## Short task
Determine the number of lines holding the word "date"; answer with that number only.

## Given entries
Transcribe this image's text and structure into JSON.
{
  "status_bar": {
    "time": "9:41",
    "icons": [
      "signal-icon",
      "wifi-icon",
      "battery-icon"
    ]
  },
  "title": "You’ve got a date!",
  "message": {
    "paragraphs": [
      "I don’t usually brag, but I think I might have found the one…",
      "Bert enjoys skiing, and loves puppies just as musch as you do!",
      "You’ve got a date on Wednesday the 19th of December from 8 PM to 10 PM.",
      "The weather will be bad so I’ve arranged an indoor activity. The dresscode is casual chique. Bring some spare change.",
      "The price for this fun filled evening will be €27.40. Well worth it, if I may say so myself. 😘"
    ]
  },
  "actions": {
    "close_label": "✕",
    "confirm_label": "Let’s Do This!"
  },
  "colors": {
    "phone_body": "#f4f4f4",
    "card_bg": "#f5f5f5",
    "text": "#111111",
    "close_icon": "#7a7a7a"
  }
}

## Final result
2